Goal of the exercise: Each line containing the word "page" needs to be copied.

···

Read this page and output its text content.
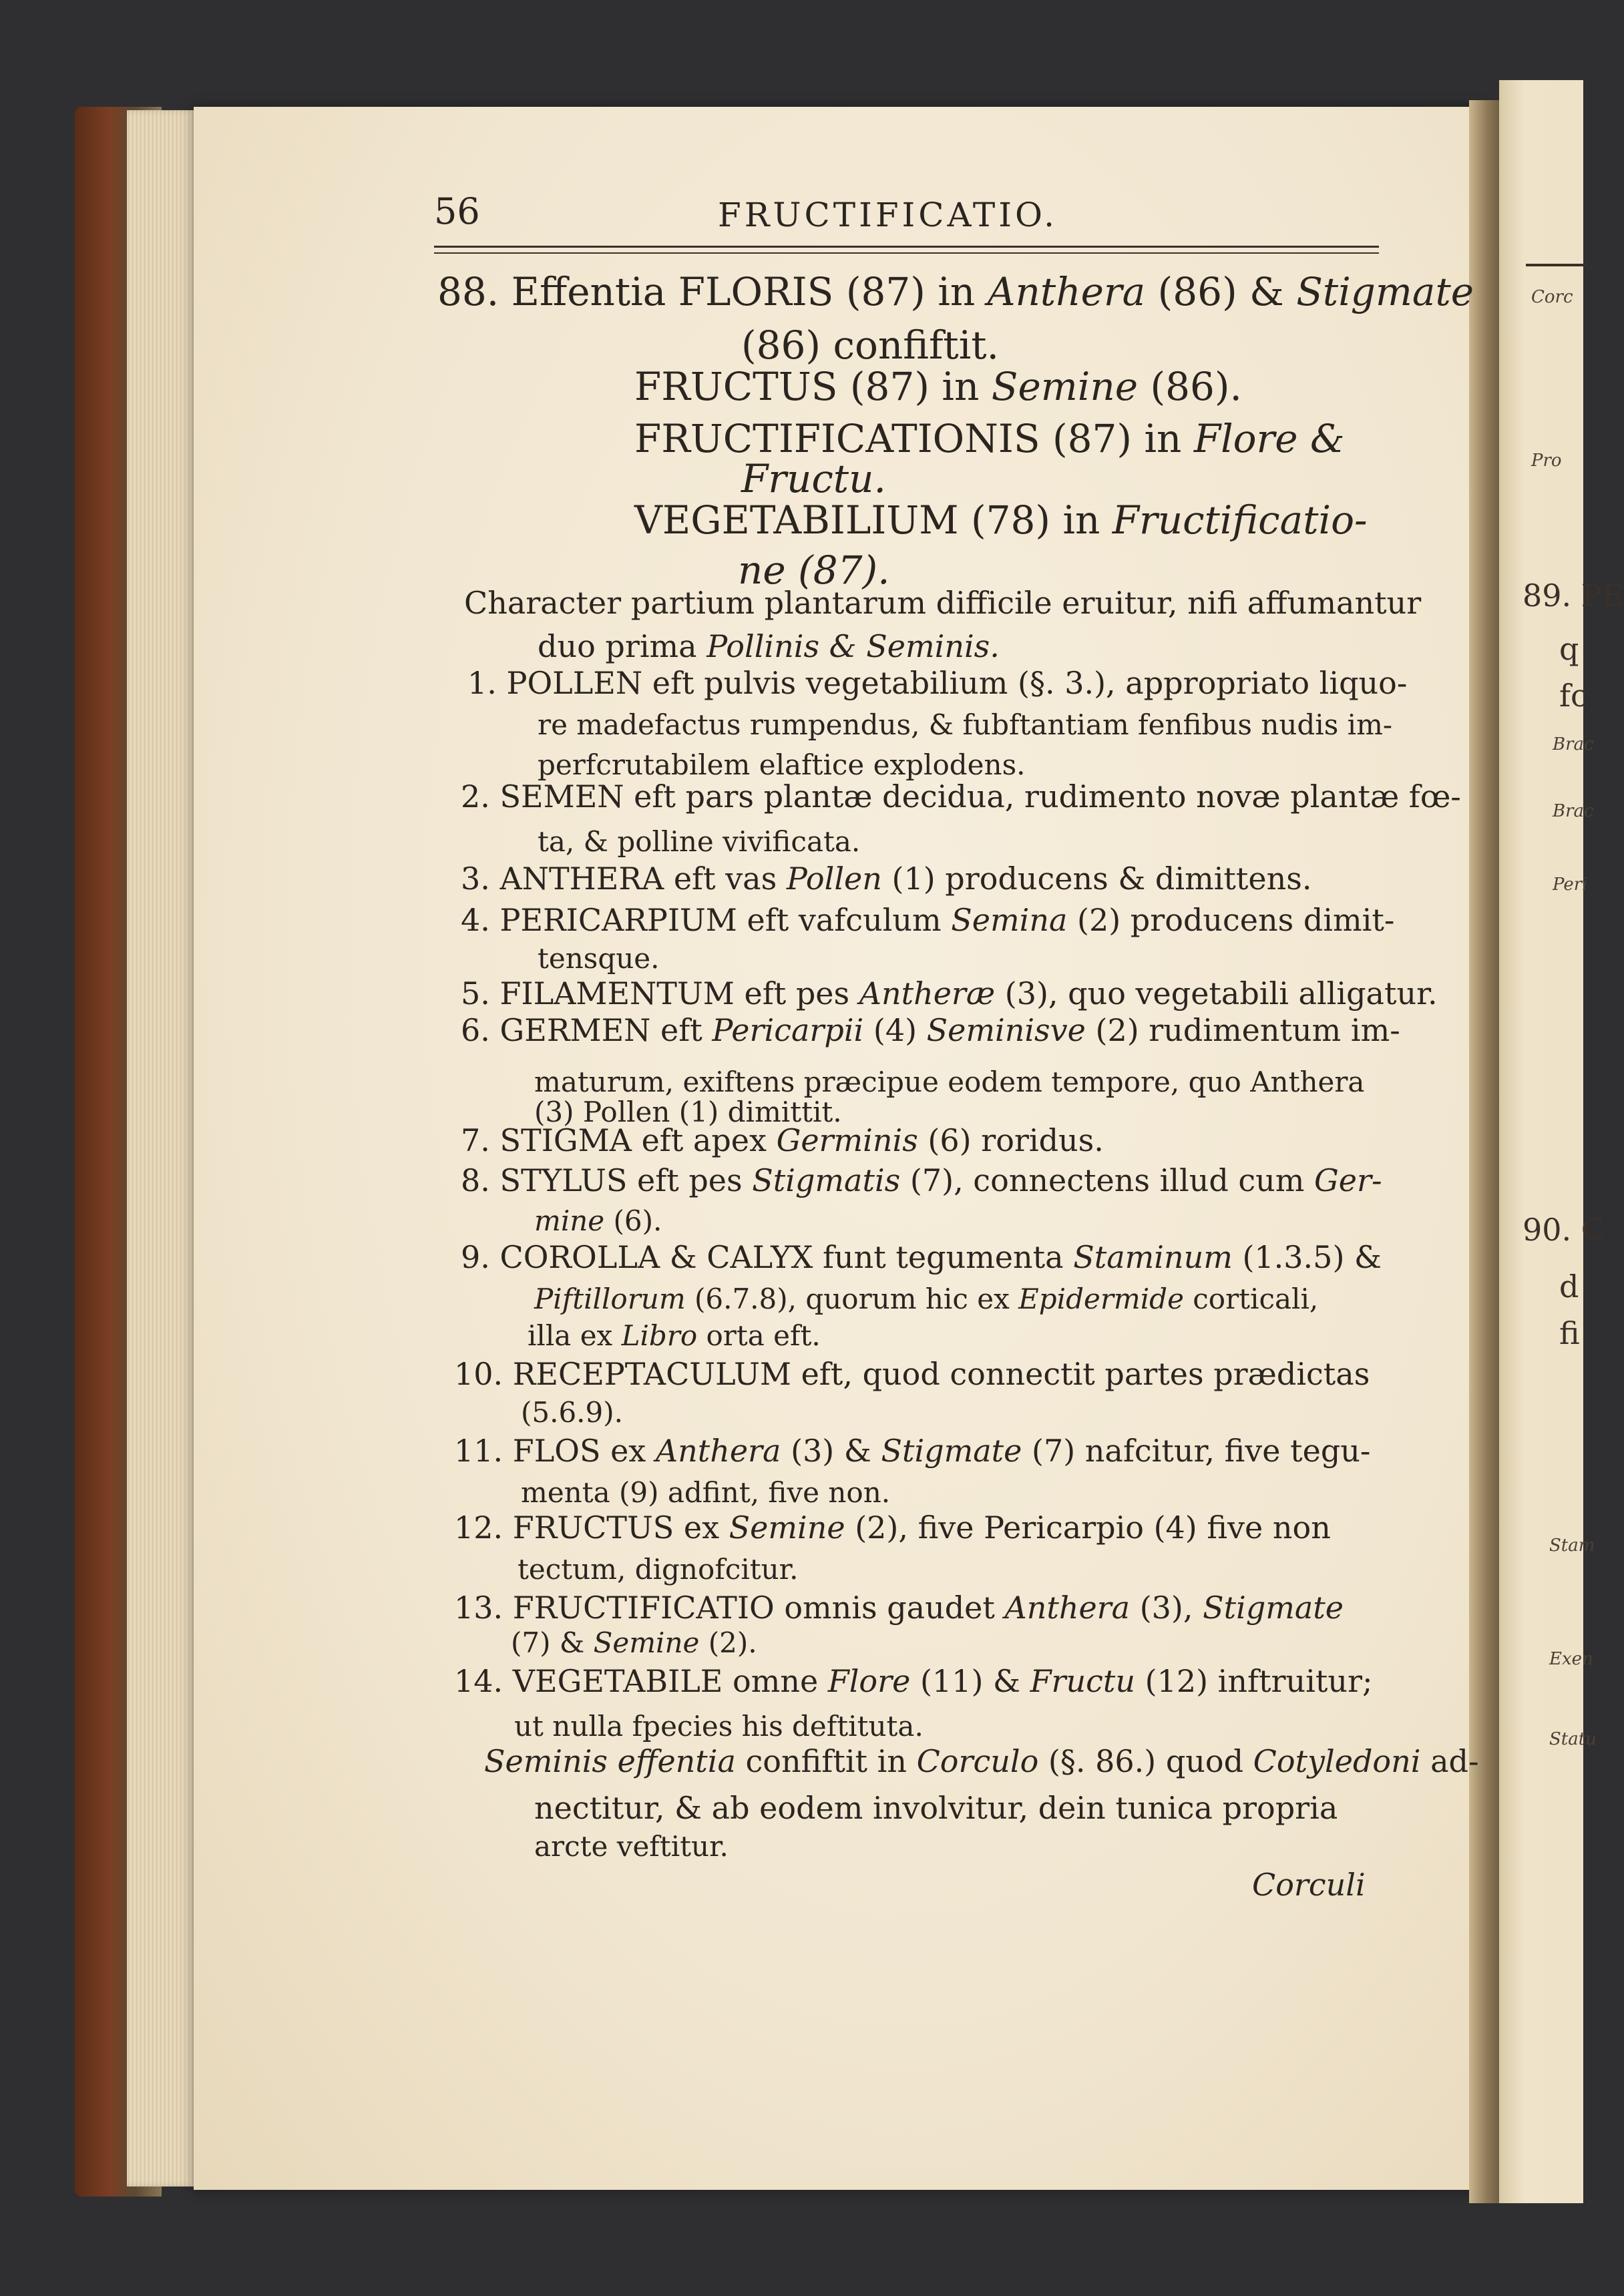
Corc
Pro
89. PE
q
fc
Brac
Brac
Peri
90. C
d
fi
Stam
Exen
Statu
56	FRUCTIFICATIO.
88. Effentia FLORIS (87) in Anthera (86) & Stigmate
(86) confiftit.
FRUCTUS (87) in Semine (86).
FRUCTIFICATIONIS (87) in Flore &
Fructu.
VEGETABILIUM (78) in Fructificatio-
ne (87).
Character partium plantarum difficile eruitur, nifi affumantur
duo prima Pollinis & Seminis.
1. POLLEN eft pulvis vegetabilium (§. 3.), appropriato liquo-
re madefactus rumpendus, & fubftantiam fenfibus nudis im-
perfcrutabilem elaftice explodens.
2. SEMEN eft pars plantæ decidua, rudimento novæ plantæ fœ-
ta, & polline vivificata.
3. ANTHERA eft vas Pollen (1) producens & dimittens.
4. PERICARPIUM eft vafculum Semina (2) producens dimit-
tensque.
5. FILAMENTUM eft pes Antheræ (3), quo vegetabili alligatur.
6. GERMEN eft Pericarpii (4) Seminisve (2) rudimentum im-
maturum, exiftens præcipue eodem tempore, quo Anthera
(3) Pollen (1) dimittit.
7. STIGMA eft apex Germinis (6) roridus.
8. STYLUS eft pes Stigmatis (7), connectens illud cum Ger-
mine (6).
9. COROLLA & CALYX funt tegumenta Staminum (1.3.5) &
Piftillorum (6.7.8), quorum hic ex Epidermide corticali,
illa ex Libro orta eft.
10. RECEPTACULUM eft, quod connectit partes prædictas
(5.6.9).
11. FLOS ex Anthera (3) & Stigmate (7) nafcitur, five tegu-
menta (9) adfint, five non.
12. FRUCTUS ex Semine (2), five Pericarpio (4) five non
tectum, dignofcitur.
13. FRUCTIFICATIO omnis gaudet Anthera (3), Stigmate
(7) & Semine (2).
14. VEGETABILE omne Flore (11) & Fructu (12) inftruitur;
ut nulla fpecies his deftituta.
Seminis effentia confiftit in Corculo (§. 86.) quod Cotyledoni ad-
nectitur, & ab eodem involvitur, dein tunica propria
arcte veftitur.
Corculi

···

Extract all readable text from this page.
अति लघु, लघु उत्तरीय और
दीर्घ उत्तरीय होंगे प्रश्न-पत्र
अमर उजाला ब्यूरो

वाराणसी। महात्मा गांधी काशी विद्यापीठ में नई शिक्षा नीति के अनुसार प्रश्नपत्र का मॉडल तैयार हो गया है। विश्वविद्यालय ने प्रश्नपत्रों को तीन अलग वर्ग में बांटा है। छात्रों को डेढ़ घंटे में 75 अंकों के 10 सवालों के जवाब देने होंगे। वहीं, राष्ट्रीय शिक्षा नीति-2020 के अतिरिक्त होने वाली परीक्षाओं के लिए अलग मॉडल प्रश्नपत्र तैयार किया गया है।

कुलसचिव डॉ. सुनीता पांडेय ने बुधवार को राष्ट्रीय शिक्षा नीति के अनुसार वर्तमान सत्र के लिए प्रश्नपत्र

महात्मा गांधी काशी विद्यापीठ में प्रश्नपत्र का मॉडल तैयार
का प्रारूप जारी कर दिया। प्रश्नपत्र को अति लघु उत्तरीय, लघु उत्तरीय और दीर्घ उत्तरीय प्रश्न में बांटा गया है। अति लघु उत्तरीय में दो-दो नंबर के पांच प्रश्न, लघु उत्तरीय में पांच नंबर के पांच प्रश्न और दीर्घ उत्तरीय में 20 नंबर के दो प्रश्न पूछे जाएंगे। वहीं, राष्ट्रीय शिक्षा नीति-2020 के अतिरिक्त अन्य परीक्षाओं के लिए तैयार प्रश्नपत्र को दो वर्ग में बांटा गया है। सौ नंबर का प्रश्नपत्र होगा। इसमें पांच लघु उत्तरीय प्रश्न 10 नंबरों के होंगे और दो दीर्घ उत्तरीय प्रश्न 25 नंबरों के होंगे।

···

Correct output:
Read this page and output its text content.
Extract all readable text from this page.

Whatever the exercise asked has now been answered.